[EXERCISE TASK]
From the listing below, pull out every line where the string "Другої" appears.

[start MATERIAL PROVIDED]

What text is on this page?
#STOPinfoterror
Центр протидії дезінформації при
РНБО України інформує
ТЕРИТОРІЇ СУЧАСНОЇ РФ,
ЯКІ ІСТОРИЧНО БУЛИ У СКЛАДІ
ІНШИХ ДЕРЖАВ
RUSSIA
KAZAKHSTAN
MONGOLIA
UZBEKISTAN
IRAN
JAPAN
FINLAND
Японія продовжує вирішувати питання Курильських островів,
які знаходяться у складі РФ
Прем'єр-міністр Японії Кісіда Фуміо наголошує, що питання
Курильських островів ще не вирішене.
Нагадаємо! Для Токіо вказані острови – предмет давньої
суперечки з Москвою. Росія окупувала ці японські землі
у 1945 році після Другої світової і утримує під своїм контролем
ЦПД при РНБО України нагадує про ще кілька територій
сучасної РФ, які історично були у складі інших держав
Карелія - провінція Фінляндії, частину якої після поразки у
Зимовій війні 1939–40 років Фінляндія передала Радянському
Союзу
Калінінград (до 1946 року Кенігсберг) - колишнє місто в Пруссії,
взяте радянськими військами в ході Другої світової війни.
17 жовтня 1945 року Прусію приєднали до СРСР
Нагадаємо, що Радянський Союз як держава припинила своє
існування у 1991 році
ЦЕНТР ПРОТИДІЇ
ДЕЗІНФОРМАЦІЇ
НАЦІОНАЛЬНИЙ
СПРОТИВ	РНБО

[end MATERIAL PROVIDED]

[OUTPUT FOR THIS EXERCISE]
у 1945 році після Другої світової і утримує під своїм контролем
взяте радянськими військами в ході Другої світової війни.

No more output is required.